INSTRUCTIONS TO FOLLOW | Would you extract the whole listing below and retype it exactly?

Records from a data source
++++++++++++++++++++
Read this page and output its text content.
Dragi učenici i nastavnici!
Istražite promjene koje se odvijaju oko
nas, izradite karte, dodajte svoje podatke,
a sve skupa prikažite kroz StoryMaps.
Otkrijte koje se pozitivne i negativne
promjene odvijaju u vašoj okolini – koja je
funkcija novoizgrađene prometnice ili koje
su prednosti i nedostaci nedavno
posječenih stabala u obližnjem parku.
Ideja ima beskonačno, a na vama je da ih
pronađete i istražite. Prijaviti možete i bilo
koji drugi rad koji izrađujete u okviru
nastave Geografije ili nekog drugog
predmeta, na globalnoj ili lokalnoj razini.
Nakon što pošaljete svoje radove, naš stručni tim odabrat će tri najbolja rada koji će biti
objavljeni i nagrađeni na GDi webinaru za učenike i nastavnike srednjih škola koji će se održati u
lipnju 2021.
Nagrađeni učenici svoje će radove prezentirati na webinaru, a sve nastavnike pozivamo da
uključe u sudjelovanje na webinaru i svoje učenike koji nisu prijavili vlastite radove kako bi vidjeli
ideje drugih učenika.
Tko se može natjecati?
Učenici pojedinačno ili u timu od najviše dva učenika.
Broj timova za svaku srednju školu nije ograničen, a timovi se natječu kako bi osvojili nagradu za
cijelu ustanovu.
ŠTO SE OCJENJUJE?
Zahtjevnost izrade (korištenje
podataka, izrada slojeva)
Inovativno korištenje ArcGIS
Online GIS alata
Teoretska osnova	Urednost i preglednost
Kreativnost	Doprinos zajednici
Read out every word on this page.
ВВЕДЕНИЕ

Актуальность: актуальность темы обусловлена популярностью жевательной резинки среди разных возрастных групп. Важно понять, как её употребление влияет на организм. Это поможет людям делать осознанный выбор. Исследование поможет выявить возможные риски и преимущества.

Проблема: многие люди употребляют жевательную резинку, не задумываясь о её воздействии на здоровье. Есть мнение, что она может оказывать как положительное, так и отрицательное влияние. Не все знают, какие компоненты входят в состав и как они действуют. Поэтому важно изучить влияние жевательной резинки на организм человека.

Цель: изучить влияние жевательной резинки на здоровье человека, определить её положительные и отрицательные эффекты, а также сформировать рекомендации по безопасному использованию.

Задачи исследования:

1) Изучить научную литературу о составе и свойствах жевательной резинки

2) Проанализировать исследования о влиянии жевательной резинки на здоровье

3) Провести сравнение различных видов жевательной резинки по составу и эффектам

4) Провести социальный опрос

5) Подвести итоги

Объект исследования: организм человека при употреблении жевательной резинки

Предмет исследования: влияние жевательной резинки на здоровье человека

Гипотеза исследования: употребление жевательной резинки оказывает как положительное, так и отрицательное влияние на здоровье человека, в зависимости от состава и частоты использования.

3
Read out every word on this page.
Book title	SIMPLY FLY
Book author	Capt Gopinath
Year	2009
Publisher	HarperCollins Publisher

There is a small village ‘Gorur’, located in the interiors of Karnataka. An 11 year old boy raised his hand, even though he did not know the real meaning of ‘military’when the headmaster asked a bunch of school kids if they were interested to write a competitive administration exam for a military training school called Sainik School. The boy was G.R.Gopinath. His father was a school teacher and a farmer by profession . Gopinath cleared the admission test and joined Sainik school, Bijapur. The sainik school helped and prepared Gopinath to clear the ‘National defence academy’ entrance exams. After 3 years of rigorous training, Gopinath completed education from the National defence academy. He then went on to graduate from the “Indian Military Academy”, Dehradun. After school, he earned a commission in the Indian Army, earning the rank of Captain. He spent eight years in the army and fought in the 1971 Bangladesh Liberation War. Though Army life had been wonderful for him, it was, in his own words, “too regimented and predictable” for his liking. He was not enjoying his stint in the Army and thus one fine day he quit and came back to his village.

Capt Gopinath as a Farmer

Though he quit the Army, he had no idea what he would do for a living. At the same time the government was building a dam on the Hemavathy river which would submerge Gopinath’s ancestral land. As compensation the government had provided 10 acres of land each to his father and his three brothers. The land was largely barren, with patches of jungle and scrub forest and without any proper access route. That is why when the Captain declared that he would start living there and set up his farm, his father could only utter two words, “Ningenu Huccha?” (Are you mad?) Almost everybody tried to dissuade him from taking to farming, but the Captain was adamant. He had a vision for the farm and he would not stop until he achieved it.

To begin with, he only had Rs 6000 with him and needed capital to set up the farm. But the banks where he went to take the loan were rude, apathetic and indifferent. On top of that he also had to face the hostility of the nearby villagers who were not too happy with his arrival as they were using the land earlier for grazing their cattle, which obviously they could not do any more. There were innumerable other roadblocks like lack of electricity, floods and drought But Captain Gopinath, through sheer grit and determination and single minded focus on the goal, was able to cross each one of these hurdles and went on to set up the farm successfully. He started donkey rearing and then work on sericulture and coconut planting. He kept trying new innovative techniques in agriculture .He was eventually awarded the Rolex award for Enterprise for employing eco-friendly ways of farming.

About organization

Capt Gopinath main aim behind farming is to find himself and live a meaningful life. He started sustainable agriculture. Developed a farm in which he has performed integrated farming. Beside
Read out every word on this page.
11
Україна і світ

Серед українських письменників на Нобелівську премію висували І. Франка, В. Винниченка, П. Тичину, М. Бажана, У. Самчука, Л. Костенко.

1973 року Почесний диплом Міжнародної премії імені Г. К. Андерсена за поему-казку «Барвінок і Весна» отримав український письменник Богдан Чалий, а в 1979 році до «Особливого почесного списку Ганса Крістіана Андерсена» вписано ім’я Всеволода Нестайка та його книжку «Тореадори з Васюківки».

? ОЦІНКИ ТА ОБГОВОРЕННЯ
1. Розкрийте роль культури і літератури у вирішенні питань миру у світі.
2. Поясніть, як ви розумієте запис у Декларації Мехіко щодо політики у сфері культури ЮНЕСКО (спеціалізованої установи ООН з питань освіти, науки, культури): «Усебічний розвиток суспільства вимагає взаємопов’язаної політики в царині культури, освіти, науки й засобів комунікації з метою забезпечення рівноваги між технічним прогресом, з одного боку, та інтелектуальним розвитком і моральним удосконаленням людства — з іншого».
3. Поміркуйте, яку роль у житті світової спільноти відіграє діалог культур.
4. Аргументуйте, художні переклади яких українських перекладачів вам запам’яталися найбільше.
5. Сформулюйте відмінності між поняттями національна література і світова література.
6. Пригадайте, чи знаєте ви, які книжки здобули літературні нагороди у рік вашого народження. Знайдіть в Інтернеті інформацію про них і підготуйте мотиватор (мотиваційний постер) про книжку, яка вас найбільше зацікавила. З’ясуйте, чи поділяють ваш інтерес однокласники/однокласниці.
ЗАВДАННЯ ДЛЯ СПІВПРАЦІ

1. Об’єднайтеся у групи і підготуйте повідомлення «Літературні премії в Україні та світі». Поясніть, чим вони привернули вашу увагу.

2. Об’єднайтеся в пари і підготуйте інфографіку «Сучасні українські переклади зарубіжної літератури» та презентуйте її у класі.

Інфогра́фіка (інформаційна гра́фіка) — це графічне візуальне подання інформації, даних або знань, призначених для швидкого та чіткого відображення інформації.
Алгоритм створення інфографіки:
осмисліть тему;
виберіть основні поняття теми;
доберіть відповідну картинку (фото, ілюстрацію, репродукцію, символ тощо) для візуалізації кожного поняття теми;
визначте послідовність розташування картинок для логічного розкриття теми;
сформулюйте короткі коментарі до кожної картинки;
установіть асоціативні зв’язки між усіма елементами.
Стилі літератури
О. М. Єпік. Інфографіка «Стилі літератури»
++++++++++++++++++++
SOLUTION TO THE EXERCISE |
Read this page and output its text content.
Dragi učenici i nastavnici!
Istražite promjene koje se odvijaju oko
nas, izradite karte, dodajte svoje podatke,
a sve skupa prikažite kroz StoryMaps.
Otkrijte koje se pozitivne i negativne
promjene odvijaju u vašoj okolini – koja je
funkcija novoizgrađene prometnice ili koje
su prednosti i nedostaci nedavno
posječenih stabala u obližnjem parku.
Ideja ima beskonačno, a na vama je da ih
pronađete i istražite. Prijaviti možete i bilo
koji drugi rad koji izrađujete u okviru
nastave Geografije ili nekog drugog
predmeta, na globalnoj ili lokalnoj razini.
Nakon što pošaljete svoje radove, naš stručni tim odabrat će tri najbolja rada koji će biti
objavljeni i nagrađeni na GDi webinaru za učenike i nastavnike srednjih škola koji će se održati u
lipnju 2021.
Nagrađeni učenici svoje će radove prezentirati na webinaru, a sve nastavnike pozivamo da
uključe u sudjelovanje na webinaru i svoje učenike koji nisu prijavili vlastite radove kako bi vidjeli
ideje drugih učenika.
Tko se može natjecati?
Učenici pojedinačno ili u timu od najviše dva učenika.
Broj timova za svaku srednju školu nije ograničen, a timovi se natječu kako bi osvojili nagradu za
cijelu ustanovu.
ŠTO SE OCJENJUJE?
Zahtjevnost izrade (korištenje
podataka, izrada slojeva)
Inovativno korištenje ArcGIS
Online GIS alata
Teoretska osnova	Urednost i preglednost
Kreativnost	Doprinos zajednici
Read out every word on this page.
ВВЕДЕНИЕ

Актуальность: актуальность темы обусловлена популярностью жевательной резинки среди разных возрастных групп. Важно понять, как её употребление влияет на организм. Это поможет людям делать осознанный выбор. Исследование поможет выявить возможные риски и преимущества.

Проблема: многие люди употребляют жевательную резинку, не задумываясь о её воздействии на здоровье. Есть мнение, что она может оказывать как положительное, так и отрицательное влияние. Не все знают, какие компоненты входят в состав и как они действуют. Поэтому важно изучить влияние жевательной резинки на организм человека.

Цель: изучить влияние жевательной резинки на здоровье человека, определить её положительные и отрицательные эффекты, а также сформировать рекомендации по безопасному использованию.

Задачи исследования:

1) Изучить научную литературу о составе и свойствах жевательной резинки

2) Проанализировать исследования о влиянии жевательной резинки на здоровье

3) Провести сравнение различных видов жевательной резинки по составу и эффектам

4) Провести социальный опрос

5) Подвести итоги

Объект исследования: организм человека при употреблении жевательной резинки

Предмет исследования: влияние жевательной резинки на здоровье человека

Гипотеза исследования: употребление жевательной резинки оказывает как положительное, так и отрицательное влияние на здоровье человека, в зависимости от состава и частоты использования.

3
Read out every word on this page.
Book title	SIMPLY FLY
Book author	Capt Gopinath
Year	2009
Publisher	HarperCollins Publisher

There is a small village ‘Gorur’, located in the interiors of Karnataka. An 11 year old boy raised his hand, even though he did not know the real meaning of ‘military’when the headmaster asked a bunch of school kids if they were interested to write a competitive administration exam for a military training school called Sainik School. The boy was G.R.Gopinath. His father was a school teacher and a farmer by profession . Gopinath cleared the admission test and joined Sainik school, Bijapur. The sainik school helped and prepared Gopinath to clear the ‘National defence academy’ entrance exams. After 3 years of rigorous training, Gopinath completed education from the National defence academy. He then went on to graduate from the “Indian Military Academy”, Dehradun. After school, he earned a commission in the Indian Army, earning the rank of Captain. He spent eight years in the army and fought in the 1971 Bangladesh Liberation War. Though Army life had been wonderful for him, it was, in his own words, “too regimented and predictable” for his liking. He was not enjoying his stint in the Army and thus one fine day he quit and came back to his village.

Capt Gopinath as a Farmer

Though he quit the Army, he had no idea what he would do for a living. At the same time the government was building a dam on the Hemavathy river which would submerge Gopinath’s ancestral land. As compensation the government had provided 10 acres of land each to his father and his three brothers. The land was largely barren, with patches of jungle and scrub forest and without any proper access route. That is why when the Captain declared that he would start living there and set up his farm, his father could only utter two words, “Ningenu Huccha?” (Are you mad?) Almost everybody tried to dissuade him from taking to farming, but the Captain was adamant. He had a vision for the farm and he would not stop until he achieved it.

To begin with, he only had Rs 6000 with him and needed capital to set up the farm. But the banks where he went to take the loan were rude, apathetic and indifferent. On top of that he also had to face the hostility of the nearby villagers who were not too happy with his arrival as they were using the land earlier for grazing their cattle, which obviously they could not do any more. There were innumerable other roadblocks like lack of electricity, floods and drought But Captain Gopinath, through sheer grit and determination and single minded focus on the goal, was able to cross each one of these hurdles and went on to set up the farm successfully. He started donkey rearing and then work on sericulture and coconut planting. He kept trying new innovative techniques in agriculture .He was eventually awarded the Rolex award for Enterprise for employing eco-friendly ways of farming.

About organization

Capt Gopinath main aim behind farming is to find himself and live a meaningful life. He started sustainable agriculture. Developed a farm in which he has performed integrated farming. Beside
Read out every word on this page.
11
Україна і світ

Серед українських письменників на Нобелівську премію висували І. Франка, В. Винниченка, П. Тичину, М. Бажана, У. Самчука, Л. Костенко.

1973 року Почесний диплом Міжнародної премії імені Г. К. Андерсена за поему-казку «Барвінок і Весна» отримав український письменник Богдан Чалий, а в 1979 році до «Особливого почесного списку Ганса Крістіана Андерсена» вписано ім’я Всеволода Нестайка та його книжку «Тореадори з Васюківки».

? ОЦІНКИ ТА ОБГОВОРЕННЯ
1. Розкрийте роль культури і літератури у вирішенні питань миру у світі.
2. Поясніть, як ви розумієте запис у Декларації Мехіко щодо політики у сфері культури ЮНЕСКО (спеціалізованої установи ООН з питань освіти, науки, культури): «Усебічний розвиток суспільства вимагає взаємопов’язаної політики в царині культури, освіти, науки й засобів комунікації з метою забезпечення рівноваги між технічним прогресом, з одного боку, та інтелектуальним розвитком і моральним удосконаленням людства — з іншого».
3. Поміркуйте, яку роль у житті світової спільноти відіграє діалог культур.
4. Аргументуйте, художні переклади яких українських перекладачів вам запам’яталися найбільше.
5. Сформулюйте відмінності між поняттями національна література і світова література.
6. Пригадайте, чи знаєте ви, які книжки здобули літературні нагороди у рік вашого народження. Знайдіть в Інтернеті інформацію про них і підготуйте мотиватор (мотиваційний постер) про книжку, яка вас найбільше зацікавила. З’ясуйте, чи поділяють ваш інтерес однокласники/однокласниці.
ЗАВДАННЯ ДЛЯ СПІВПРАЦІ

1. Об’єднайтеся у групи і підготуйте повідомлення «Літературні премії в Україні та світі». Поясніть, чим вони привернули вашу увагу.

2. Об’єднайтеся в пари і підготуйте інфографіку «Сучасні українські переклади зарубіжної літератури» та презентуйте її у класі.

Інфогра́фіка (інформаційна гра́фіка) — це графічне візуальне подання інформації, даних або знань, призначених для швидкого та чіткого відображення інформації.
Алгоритм створення інфографіки:
осмисліть тему;
виберіть основні поняття теми;
доберіть відповідну картинку (фото, ілюстрацію, репродукцію, символ тощо) для візуалізації кожного поняття теми;
визначте послідовність розташування картинок для логічного розкриття теми;
сформулюйте короткі коментарі до кожної картинки;
установіть асоціативні зв’язки між усіма елементами.
Стилі літератури
О. М. Єпік. Інфографіка «Стилі літератури»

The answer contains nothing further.